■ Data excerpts
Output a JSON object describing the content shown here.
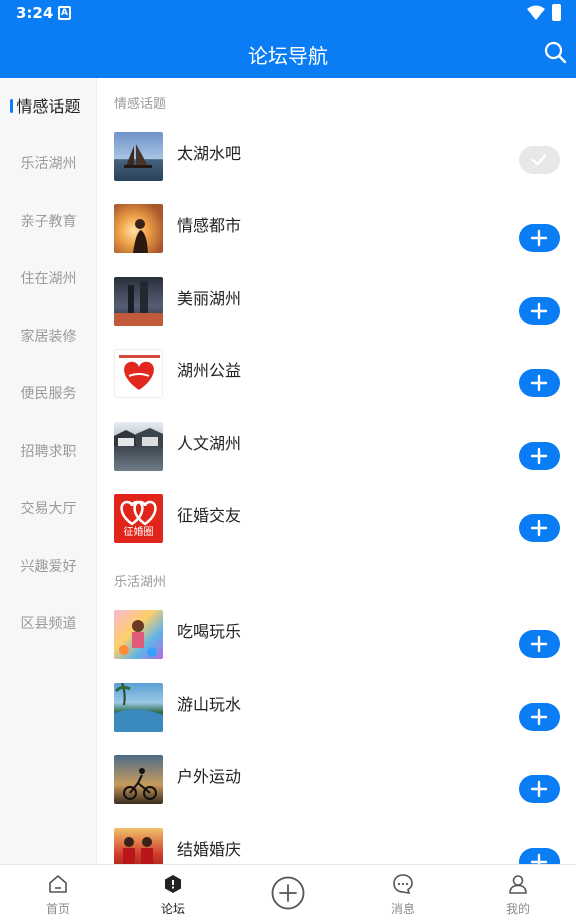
{
  "status_bar": {
    "time": "3:24",
    "notification_icon": "A"
  },
  "header": {
    "title": "论坛导航",
    "search_icon": "search-icon"
  },
  "sidebar": {
    "items": [
      {
        "label": "情感话题",
        "active": true
      },
      {
        "label": "乐活湖州",
        "active": false
      },
      {
        "label": "亲子教育",
        "active": false
      },
      {
        "label": "住在湖州",
        "active": false
      },
      {
        "label": "家居装修",
        "active": false
      },
      {
        "label": "便民服务",
        "active": false
      },
      {
        "label": "招聘求职",
        "active": false
      },
      {
        "label": "交易大厅",
        "active": false
      },
      {
        "label": "兴趣爱好",
        "active": false
      },
      {
        "label": "区县频道",
        "active": false
      }
    ]
  },
  "sections": [
    {
      "title": "情感话题",
      "forums": [
        {
          "name": "太湖水吧",
          "joined": true
        },
        {
          "name": "情感都市",
          "joined": false
        },
        {
          "name": "美丽湖州",
          "joined": false
        },
        {
          "name": "湖州公益",
          "joined": false
        },
        {
          "name": "人文湖州",
          "joined": false
        },
        {
          "name": "征婚交友",
          "joined": false,
          "logo_text": "征婚圈"
        }
      ]
    },
    {
      "title": "乐活湖州",
      "forums": [
        {
          "name": "吃喝玩乐",
          "joined": false
        },
        {
          "name": "游山玩水",
          "joined": false
        },
        {
          "name": "户外运动",
          "joined": false
        },
        {
          "name": "结婚婚庆",
          "joined": false
        }
      ]
    }
  ],
  "bottom_nav": {
    "tabs": [
      {
        "label": "首页",
        "icon": "home-icon",
        "active": false
      },
      {
        "label": "论坛",
        "icon": "forum-icon",
        "active": true
      },
      {
        "label": "",
        "icon": "add-post-icon",
        "active": false
      },
      {
        "label": "消息",
        "icon": "message-icon",
        "active": false
      },
      {
        "label": "我的",
        "icon": "profile-icon",
        "active": false
      }
    ]
  },
  "colors": {
    "primary": "#0a7df5",
    "joined_button": "#e8e8e8",
    "sidebar_bg": "#f7f7f7"
  }
}
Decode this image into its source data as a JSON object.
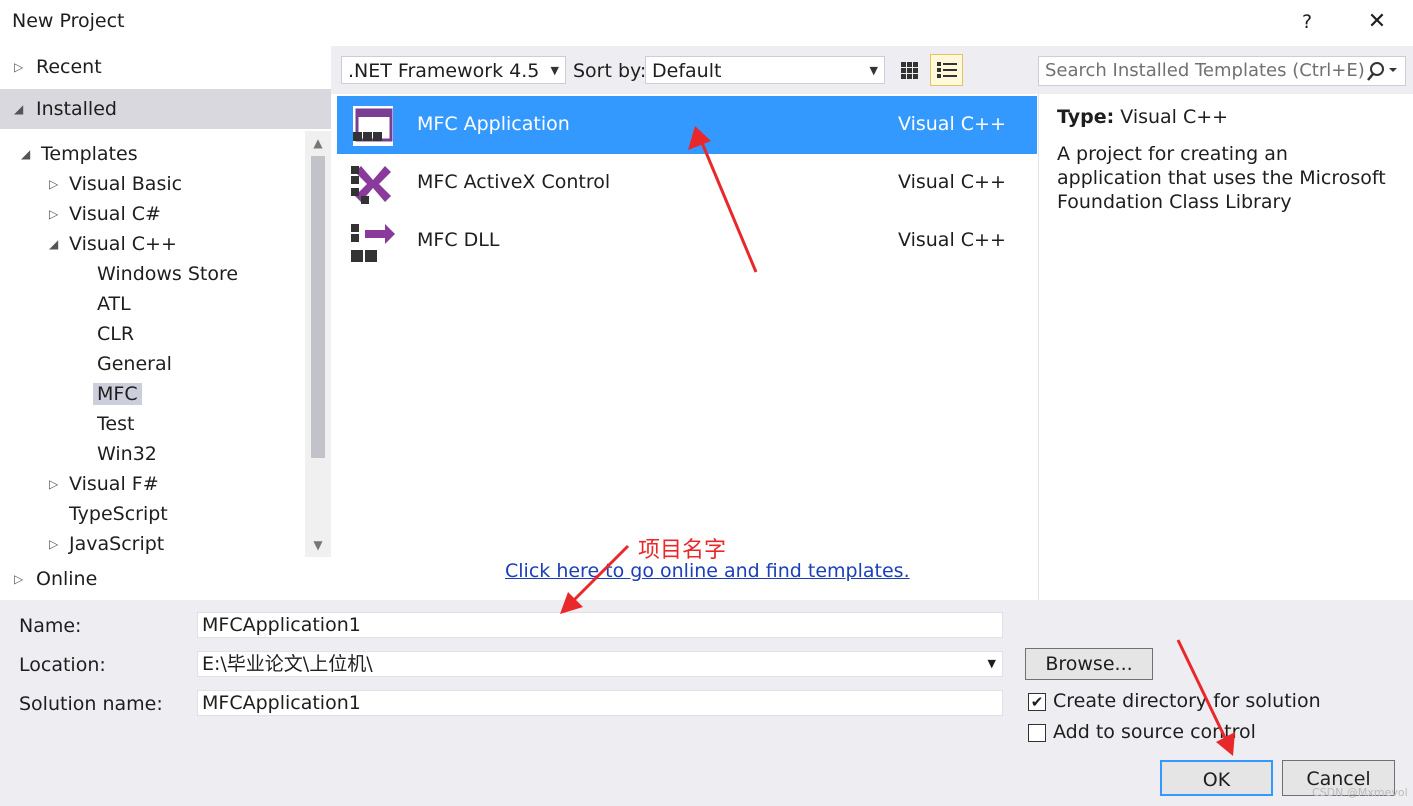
{
  "window": {
    "title": "New Project",
    "help_label": "?",
    "close_label": "✕"
  },
  "left_nav": {
    "recent": "Recent",
    "installed": "Installed",
    "online": "Online",
    "tree": [
      {
        "label": "Templates",
        "level": 0,
        "expanded": true
      },
      {
        "label": "Visual Basic",
        "level": 1,
        "expanded": false
      },
      {
        "label": "Visual C#",
        "level": 1,
        "expanded": false
      },
      {
        "label": "Visual C++",
        "level": 1,
        "expanded": true
      },
      {
        "label": "Windows Store",
        "level": 2
      },
      {
        "label": "ATL",
        "level": 2
      },
      {
        "label": "CLR",
        "level": 2
      },
      {
        "label": "General",
        "level": 2
      },
      {
        "label": "MFC",
        "level": 2,
        "selected": true
      },
      {
        "label": "Test",
        "level": 2
      },
      {
        "label": "Win32",
        "level": 2
      },
      {
        "label": "Visual F#",
        "level": 1,
        "expanded": false
      },
      {
        "label": "TypeScript",
        "level": 1
      },
      {
        "label": "JavaScript",
        "level": 1,
        "expanded": false
      }
    ]
  },
  "toolbar": {
    "framework": ".NET Framework 4.5",
    "sort_label": "Sort by:",
    "sort_value": "Default",
    "search_placeholder": "Search Installed Templates (Ctrl+E)"
  },
  "templates": [
    {
      "name": "MFC Application",
      "language": "Visual C++",
      "selected": true
    },
    {
      "name": "MFC ActiveX Control",
      "language": "Visual C++"
    },
    {
      "name": "MFC DLL",
      "language": "Visual C++"
    }
  ],
  "online_link": "Click here to go online and find templates.",
  "details": {
    "type_label": "Type:",
    "type_value": "Visual C++",
    "description": "A project for creating an application that uses the Microsoft Foundation Class Library"
  },
  "form": {
    "name_label": "Name:",
    "name_value": "MFCApplication1",
    "location_label": "Location:",
    "location_value": "E:\\毕业论文\\上位机\\",
    "solution_label": "Solution name:",
    "solution_value": "MFCApplication1",
    "browse_label": "Browse...",
    "create_dir_label": "Create directory for solution",
    "create_dir_checked": true,
    "add_source_label": "Add to source control",
    "add_source_checked": false,
    "ok_label": "OK",
    "cancel_label": "Cancel"
  },
  "annotation": {
    "text": "项目名字",
    "color": "#e8282a"
  },
  "watermark": "CSDN @Mxmevol",
  "colors": {
    "selection": "#3399ff",
    "panel": "#eeeef2",
    "link": "#1a3fb8"
  }
}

■ Task description
Copy each line of the records precisely and drop any images they hold.

■ Written answer
Output a JSON object describing the content shown here.
{
  "status_bar": {
    "time": "3:24",
    "notification_icon": "A"
  },
  "header": {
    "title": "论坛导航",
    "search_icon": "search-icon"
  },
  "sidebar": {
    "items": [
      {
        "label": "情感话题",
        "active": true
      },
      {
        "label": "乐活湖州",
        "active": false
      },
      {
        "label": "亲子教育",
        "active": false
      },
      {
        "label": "住在湖州",
        "active": false
      },
      {
        "label": "家居装修",
        "active": false
      },
      {
        "label": "便民服务",
        "active": false
      },
      {
        "label": "招聘求职",
        "active": false
      },
      {
        "label": "交易大厅",
        "active": false
      },
      {
        "label": "兴趣爱好",
        "active": false
      },
      {
        "label": "区县频道",
        "active": false
      }
    ]
  },
  "sections": [
    {
      "title": "情感话题",
      "forums": [
        {
          "name": "太湖水吧",
          "joined": true
        },
        {
          "name": "情感都市",
          "joined": false
        },
        {
          "name": "美丽湖州",
          "joined": false
        },
        {
          "name": "湖州公益",
          "joined": false
        },
        {
          "name": "人文湖州",
          "joined": false
        },
        {
          "name": "征婚交友",
          "joined": false,
          "logo_text": "征婚圈"
        }
      ]
    },
    {
      "title": "乐活湖州",
      "forums": [
        {
          "name": "吃喝玩乐",
          "joined": false
        },
        {
          "name": "游山玩水",
          "joined": false
        },
        {
          "name": "户外运动",
          "joined": false
        },
        {
          "name": "结婚婚庆",
          "joined": false
        }
      ]
    }
  ],
  "bottom_nav": {
    "tabs": [
      {
        "label": "首页",
        "icon": "home-icon",
        "active": false
      },
      {
        "label": "论坛",
        "icon": "forum-icon",
        "active": true
      },
      {
        "label": "",
        "icon": "add-post-icon",
        "active": false
      },
      {
        "label": "消息",
        "icon": "message-icon",
        "active": false
      },
      {
        "label": "我的",
        "icon": "profile-icon",
        "active": false
      }
    ]
  },
  "colors": {
    "primary": "#0a7df5",
    "joined_button": "#e8e8e8",
    "sidebar_bg": "#f7f7f7"
  }
}
Decode this image into its source data as a JSON object.
{
  "window": {
    "title": "New Project",
    "help_label": "?",
    "close_label": "✕"
  },
  "left_nav": {
    "recent": "Recent",
    "installed": "Installed",
    "online": "Online",
    "tree": [
      {
        "label": "Templates",
        "level": 0,
        "expanded": true
      },
      {
        "label": "Visual Basic",
        "level": 1,
        "expanded": false
      },
      {
        "label": "Visual C#",
        "level": 1,
        "expanded": false
      },
      {
        "label": "Visual C++",
        "level": 1,
        "expanded": true
      },
      {
        "label": "Windows Store",
        "level": 2
      },
      {
        "label": "ATL",
        "level": 2
      },
      {
        "label": "CLR",
        "level": 2
      },
      {
        "label": "General",
        "level": 2
      },
      {
        "label": "MFC",
        "level": 2,
        "selected": true
      },
      {
        "label": "Test",
        "level": 2
      },
      {
        "label": "Win32",
        "level": 2
      },
      {
        "label": "Visual F#",
        "level": 1,
        "expanded": false
      },
      {
        "label": "TypeScript",
        "level": 1
      },
      {
        "label": "JavaScript",
        "level": 1,
        "expanded": false
      }
    ]
  },
  "toolbar": {
    "framework": ".NET Framework 4.5",
    "sort_label": "Sort by:",
    "sort_value": "Default",
    "search_placeholder": "Search Installed Templates (Ctrl+E)"
  },
  "templates": [
    {
      "name": "MFC Application",
      "language": "Visual C++",
      "selected": true
    },
    {
      "name": "MFC ActiveX Control",
      "language": "Visual C++"
    },
    {
      "name": "MFC DLL",
      "language": "Visual C++"
    }
  ],
  "online_link": "Click here to go online and find templates.",
  "details": {
    "type_label": "Type:",
    "type_value": "Visual C++",
    "description": "A project for creating an application that uses the Microsoft Foundation Class Library"
  },
  "form": {
    "name_label": "Name:",
    "name_value": "MFCApplication1",
    "location_label": "Location:",
    "location_value": "E:\\毕业论文\\上位机\\",
    "solution_label": "Solution name:",
    "solution_value": "MFCApplication1",
    "browse_label": "Browse...",
    "create_dir_label": "Create directory for solution",
    "create_dir_checked": true,
    "add_source_label": "Add to source control",
    "add_source_checked": false,
    "ok_label": "OK",
    "cancel_label": "Cancel"
  },
  "annotation": {
    "text": "项目名字",
    "color": "#e8282a"
  },
  "watermark": "CSDN @Mxmevol",
  "colors": {
    "selection": "#3399ff",
    "panel": "#eeeef2",
    "link": "#1a3fb8"
  }
}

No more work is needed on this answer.